--- Begin ---

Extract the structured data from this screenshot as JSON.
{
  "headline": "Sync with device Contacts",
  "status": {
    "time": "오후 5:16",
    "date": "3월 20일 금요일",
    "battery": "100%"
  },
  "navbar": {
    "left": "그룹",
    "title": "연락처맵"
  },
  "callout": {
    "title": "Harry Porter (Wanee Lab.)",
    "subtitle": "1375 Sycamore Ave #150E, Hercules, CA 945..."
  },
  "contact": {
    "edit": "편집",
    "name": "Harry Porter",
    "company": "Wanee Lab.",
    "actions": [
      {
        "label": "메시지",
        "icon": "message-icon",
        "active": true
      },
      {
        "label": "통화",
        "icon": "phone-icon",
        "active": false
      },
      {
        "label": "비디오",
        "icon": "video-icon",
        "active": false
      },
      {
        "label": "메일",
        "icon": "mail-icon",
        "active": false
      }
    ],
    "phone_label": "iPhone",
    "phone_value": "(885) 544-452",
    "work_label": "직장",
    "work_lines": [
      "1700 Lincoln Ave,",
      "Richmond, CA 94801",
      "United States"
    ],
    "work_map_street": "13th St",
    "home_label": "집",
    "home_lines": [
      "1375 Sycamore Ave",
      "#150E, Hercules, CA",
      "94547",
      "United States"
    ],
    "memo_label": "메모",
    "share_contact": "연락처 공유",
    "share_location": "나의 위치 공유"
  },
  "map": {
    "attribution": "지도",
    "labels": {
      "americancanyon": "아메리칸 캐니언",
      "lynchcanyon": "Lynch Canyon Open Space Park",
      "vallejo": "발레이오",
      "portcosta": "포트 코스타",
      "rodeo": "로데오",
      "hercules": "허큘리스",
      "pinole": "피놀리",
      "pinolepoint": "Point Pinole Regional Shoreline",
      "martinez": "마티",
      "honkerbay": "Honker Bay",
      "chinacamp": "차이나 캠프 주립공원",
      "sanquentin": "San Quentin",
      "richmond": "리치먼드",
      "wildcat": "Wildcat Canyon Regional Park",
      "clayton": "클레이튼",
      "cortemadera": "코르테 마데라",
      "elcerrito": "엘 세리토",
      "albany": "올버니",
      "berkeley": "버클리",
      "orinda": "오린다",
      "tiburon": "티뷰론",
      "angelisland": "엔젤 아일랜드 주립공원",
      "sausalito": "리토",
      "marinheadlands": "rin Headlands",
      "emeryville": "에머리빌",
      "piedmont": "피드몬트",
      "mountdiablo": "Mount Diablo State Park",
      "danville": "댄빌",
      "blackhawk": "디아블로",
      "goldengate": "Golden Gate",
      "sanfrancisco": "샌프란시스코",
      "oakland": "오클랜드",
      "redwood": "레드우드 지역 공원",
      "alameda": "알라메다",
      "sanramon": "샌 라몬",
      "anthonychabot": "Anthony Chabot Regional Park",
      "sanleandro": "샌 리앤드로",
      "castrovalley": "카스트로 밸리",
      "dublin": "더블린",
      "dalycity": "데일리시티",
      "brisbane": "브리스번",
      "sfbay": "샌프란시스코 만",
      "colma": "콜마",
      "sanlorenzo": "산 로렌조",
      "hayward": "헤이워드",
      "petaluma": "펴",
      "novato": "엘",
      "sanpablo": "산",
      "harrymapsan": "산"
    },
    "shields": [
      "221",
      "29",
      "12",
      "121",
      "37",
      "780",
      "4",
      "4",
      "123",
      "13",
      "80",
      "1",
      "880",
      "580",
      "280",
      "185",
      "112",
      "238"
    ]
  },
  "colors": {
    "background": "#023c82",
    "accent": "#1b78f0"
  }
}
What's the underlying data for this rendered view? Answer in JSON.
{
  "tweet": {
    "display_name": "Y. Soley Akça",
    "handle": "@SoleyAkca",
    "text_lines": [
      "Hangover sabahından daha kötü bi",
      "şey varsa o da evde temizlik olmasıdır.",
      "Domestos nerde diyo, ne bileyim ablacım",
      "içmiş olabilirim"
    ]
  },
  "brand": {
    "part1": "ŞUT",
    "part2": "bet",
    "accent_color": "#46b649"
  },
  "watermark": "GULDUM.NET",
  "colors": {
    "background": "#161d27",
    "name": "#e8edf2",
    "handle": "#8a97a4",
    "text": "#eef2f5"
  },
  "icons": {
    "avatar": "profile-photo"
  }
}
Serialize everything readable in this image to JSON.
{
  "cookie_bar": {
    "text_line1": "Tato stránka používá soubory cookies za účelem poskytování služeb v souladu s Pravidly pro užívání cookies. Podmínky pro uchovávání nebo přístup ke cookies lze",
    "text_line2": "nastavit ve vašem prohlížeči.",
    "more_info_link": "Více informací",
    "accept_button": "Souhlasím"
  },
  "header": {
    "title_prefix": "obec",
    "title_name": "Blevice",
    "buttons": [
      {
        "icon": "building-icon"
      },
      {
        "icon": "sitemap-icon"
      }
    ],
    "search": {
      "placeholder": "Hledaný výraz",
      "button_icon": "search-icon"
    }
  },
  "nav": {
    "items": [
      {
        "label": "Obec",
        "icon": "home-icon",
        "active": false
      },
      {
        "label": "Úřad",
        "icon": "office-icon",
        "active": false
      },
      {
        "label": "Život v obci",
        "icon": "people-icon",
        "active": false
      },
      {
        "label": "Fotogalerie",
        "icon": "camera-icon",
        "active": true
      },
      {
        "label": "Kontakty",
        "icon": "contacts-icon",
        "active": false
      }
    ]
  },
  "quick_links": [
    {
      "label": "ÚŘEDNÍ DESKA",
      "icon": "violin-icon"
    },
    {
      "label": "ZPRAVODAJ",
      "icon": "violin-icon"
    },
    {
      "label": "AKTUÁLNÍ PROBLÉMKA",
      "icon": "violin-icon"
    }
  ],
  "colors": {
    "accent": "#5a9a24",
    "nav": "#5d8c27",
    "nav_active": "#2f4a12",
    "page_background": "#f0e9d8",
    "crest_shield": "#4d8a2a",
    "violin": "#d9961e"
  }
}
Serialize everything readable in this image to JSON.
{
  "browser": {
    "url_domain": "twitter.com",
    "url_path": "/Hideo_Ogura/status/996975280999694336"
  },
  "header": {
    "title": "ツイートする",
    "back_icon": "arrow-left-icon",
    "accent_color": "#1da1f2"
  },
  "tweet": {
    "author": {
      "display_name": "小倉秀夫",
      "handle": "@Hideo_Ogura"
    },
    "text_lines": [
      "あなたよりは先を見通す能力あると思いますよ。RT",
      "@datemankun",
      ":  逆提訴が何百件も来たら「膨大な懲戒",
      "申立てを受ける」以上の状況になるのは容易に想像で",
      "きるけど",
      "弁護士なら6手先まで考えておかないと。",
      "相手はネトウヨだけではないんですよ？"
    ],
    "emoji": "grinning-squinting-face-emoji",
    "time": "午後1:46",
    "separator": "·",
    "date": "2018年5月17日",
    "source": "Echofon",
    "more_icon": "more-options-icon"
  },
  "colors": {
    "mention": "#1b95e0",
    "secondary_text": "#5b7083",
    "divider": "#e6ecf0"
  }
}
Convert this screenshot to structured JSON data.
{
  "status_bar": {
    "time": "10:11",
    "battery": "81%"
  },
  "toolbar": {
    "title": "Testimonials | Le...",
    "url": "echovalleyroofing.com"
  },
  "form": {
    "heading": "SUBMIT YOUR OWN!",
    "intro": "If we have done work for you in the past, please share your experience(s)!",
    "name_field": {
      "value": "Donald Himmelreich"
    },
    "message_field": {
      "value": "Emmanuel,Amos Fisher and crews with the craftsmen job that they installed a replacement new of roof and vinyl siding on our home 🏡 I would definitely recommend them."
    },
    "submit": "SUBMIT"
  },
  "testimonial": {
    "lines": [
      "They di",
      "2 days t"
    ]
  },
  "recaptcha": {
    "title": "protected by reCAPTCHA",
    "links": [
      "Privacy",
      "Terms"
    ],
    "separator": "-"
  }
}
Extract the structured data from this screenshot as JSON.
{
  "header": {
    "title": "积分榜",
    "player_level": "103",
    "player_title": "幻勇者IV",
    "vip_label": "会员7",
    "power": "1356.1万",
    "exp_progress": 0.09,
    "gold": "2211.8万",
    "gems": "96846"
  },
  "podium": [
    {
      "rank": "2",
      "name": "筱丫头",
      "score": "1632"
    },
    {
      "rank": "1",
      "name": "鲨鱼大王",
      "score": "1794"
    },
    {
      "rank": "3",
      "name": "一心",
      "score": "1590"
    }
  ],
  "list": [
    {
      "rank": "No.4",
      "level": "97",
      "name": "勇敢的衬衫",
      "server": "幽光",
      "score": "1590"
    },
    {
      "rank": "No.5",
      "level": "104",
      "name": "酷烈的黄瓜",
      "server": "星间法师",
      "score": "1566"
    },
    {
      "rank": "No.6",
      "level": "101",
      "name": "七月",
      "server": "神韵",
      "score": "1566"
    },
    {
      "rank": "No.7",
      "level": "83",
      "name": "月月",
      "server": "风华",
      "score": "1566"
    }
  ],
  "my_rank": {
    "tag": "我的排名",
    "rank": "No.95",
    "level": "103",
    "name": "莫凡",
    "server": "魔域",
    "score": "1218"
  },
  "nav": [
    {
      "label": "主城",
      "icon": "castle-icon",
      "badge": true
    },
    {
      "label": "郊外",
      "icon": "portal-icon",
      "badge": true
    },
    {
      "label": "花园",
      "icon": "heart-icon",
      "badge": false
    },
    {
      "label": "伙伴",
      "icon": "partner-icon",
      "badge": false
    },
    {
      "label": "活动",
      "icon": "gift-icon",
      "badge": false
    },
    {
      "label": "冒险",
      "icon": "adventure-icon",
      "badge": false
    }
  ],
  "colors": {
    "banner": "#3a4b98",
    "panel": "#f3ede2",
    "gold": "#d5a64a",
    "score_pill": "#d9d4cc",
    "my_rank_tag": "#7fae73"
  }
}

--- End ---

> **Given exercise**: Every line above that contains the word "Sycamore" should be reported.

> **Response**:
    "subtitle": "1375 Sycamore Ave #150E, Hercules, CA 945..."
      "1375 Sycamore Ave",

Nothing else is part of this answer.